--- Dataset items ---
————

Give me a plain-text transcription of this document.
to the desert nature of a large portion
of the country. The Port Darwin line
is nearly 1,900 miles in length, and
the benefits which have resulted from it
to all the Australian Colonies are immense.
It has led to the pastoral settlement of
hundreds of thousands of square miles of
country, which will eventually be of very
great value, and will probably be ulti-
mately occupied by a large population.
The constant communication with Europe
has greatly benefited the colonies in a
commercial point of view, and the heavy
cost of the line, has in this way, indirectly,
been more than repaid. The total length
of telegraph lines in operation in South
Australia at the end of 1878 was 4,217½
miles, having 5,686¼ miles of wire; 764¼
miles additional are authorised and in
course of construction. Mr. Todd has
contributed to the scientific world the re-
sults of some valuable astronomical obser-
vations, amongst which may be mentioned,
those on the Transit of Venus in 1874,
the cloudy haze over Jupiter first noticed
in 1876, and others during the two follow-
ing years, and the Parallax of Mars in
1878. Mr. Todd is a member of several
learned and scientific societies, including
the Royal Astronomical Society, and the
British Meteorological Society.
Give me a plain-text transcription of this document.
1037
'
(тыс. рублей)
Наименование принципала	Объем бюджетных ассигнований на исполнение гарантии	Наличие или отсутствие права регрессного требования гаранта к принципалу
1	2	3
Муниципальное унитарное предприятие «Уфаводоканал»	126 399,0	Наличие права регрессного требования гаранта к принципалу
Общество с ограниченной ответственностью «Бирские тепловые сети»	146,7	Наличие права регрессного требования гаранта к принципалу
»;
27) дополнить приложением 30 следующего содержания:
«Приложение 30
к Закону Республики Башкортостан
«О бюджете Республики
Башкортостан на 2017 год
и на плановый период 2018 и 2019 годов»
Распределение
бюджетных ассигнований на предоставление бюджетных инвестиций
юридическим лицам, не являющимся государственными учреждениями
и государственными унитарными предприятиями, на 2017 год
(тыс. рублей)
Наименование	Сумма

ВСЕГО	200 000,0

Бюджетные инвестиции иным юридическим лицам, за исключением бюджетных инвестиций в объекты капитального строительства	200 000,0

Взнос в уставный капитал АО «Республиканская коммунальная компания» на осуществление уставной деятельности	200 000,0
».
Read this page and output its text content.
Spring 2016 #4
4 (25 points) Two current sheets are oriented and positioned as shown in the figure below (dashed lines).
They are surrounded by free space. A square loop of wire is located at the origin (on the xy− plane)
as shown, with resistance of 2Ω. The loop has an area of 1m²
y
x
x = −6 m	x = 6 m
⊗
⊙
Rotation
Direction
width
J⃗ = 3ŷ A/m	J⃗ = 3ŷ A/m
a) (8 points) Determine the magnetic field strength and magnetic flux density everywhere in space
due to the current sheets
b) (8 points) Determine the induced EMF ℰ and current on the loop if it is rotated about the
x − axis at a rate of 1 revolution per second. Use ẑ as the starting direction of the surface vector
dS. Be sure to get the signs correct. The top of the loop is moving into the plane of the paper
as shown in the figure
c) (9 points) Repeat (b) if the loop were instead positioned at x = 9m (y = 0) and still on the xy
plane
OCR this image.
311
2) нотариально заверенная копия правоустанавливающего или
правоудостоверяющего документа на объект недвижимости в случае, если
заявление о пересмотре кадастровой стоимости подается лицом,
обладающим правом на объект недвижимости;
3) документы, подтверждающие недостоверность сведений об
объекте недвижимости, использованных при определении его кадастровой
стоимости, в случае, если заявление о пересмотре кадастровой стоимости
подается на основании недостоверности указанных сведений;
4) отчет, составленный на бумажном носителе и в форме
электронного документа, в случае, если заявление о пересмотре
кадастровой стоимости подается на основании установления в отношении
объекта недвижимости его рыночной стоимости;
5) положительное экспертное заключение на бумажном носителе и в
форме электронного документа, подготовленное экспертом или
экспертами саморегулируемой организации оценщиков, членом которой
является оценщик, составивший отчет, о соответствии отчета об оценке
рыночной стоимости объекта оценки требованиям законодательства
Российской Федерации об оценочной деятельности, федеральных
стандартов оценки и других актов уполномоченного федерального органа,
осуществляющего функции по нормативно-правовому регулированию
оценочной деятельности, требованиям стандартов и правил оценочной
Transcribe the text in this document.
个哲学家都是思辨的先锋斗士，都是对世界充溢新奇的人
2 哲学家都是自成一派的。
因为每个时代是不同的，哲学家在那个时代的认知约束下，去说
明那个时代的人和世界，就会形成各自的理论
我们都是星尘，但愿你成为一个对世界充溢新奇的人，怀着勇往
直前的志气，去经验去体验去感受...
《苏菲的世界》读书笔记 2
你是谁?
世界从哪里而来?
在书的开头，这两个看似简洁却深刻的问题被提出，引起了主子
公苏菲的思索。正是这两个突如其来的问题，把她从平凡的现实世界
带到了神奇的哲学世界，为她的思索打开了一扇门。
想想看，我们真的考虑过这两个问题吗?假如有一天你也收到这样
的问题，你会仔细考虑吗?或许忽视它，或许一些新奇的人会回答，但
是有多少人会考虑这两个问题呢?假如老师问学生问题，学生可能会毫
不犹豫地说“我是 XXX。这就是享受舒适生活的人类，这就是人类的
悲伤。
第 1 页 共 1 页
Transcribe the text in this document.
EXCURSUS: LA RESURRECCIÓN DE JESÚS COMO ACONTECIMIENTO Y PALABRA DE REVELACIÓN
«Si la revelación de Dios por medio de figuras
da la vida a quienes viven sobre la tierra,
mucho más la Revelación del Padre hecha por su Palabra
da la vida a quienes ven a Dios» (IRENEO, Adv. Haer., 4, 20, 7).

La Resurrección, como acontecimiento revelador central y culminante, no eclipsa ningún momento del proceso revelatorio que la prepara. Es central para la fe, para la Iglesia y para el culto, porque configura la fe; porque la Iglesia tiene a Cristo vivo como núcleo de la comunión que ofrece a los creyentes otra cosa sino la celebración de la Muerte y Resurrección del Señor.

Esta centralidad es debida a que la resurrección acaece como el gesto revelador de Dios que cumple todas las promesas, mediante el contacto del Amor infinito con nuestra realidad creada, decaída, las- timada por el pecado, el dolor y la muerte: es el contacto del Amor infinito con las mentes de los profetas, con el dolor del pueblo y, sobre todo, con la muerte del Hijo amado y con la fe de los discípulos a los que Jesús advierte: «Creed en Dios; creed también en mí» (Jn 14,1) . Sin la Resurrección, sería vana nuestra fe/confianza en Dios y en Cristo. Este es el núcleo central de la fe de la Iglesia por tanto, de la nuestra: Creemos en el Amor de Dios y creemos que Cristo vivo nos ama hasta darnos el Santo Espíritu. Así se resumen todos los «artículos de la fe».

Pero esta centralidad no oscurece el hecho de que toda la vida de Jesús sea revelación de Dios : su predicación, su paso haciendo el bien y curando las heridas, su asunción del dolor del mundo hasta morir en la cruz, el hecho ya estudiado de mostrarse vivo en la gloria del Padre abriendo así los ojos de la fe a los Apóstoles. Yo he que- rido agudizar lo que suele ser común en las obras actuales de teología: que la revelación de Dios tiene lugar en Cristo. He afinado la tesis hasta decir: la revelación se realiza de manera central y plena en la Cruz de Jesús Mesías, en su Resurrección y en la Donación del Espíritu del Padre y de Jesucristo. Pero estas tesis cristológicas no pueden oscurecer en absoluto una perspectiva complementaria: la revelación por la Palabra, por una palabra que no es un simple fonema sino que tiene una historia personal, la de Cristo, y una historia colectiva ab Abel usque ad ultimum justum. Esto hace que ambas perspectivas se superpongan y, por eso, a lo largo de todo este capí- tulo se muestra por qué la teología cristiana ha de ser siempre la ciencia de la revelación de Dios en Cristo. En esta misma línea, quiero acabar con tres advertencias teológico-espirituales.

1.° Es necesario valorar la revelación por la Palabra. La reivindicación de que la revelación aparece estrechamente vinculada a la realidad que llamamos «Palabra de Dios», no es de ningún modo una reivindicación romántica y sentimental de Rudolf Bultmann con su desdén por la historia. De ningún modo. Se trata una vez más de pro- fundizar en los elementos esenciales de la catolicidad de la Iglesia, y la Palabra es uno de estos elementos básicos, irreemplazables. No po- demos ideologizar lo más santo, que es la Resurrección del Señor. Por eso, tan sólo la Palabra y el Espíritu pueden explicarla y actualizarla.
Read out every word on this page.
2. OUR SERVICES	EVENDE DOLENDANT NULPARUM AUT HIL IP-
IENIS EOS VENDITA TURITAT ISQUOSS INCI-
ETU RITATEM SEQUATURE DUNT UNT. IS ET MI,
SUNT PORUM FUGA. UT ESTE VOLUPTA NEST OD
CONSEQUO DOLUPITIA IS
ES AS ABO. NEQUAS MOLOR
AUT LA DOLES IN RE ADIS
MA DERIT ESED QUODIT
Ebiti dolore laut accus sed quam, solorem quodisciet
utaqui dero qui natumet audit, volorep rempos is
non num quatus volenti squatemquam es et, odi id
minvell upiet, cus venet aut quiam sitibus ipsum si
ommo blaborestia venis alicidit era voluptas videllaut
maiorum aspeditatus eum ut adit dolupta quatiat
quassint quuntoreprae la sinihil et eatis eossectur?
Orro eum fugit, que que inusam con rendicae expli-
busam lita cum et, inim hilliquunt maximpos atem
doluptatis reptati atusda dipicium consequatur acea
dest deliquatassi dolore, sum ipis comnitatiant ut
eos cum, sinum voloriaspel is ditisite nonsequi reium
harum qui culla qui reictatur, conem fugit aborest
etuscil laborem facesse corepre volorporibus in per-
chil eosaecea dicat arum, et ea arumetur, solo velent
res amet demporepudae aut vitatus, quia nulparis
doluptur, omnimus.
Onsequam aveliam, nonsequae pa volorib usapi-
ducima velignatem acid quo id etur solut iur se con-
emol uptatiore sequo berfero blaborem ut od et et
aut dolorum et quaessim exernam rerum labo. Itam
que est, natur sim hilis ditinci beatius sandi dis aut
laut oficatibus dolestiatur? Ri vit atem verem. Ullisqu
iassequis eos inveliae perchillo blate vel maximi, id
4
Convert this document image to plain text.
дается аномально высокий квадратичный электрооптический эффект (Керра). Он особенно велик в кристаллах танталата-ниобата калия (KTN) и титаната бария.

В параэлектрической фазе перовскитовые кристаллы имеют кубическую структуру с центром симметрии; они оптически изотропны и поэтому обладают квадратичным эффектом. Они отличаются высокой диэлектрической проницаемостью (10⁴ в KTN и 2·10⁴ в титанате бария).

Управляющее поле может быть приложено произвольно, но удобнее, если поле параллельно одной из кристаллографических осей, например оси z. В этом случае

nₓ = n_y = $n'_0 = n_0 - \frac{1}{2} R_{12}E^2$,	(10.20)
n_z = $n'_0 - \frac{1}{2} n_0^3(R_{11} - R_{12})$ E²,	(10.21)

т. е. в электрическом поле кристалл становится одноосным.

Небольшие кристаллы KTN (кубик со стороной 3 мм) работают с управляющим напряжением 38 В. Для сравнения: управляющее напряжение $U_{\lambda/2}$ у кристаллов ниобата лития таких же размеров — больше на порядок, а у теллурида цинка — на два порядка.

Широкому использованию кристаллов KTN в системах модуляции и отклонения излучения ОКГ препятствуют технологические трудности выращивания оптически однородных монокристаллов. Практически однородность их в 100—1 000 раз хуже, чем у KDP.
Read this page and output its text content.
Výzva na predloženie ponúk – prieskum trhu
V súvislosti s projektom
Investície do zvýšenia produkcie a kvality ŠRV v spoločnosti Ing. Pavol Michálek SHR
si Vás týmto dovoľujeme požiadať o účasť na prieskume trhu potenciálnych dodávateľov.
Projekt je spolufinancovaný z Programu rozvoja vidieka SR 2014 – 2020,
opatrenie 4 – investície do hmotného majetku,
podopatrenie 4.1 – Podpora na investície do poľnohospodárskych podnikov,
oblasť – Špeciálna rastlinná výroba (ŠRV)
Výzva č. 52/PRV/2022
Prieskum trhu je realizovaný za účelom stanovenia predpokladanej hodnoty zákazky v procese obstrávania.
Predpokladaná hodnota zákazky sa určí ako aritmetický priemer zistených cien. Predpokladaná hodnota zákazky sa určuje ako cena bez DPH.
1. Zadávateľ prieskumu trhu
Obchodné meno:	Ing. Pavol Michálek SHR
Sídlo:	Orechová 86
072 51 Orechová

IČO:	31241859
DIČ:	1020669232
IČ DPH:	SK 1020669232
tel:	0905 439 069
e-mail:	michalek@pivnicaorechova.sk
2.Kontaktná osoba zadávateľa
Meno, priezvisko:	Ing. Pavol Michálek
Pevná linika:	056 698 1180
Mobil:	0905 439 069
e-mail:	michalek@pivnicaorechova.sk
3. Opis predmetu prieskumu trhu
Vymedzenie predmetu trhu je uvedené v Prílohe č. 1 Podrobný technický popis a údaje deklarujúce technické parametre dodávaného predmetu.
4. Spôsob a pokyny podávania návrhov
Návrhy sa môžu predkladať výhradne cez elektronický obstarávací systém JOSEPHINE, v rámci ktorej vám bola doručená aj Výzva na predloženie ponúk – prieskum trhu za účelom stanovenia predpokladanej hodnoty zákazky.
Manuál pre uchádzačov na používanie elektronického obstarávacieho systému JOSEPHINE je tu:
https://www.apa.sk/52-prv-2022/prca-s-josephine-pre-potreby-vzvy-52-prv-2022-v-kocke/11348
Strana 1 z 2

————

--- Task to carry out ---
Where a line holds "деятельности", copy it out.

--- The completed task ---
Взнос в уставный капитал АО «Республиканская коммунальная компания» на осуществление уставной деятельности	200 000,0
Российской Федерации об оценочной деятельности, федеральных
оценочной деятельности, требованиям стандартов и правил оценочной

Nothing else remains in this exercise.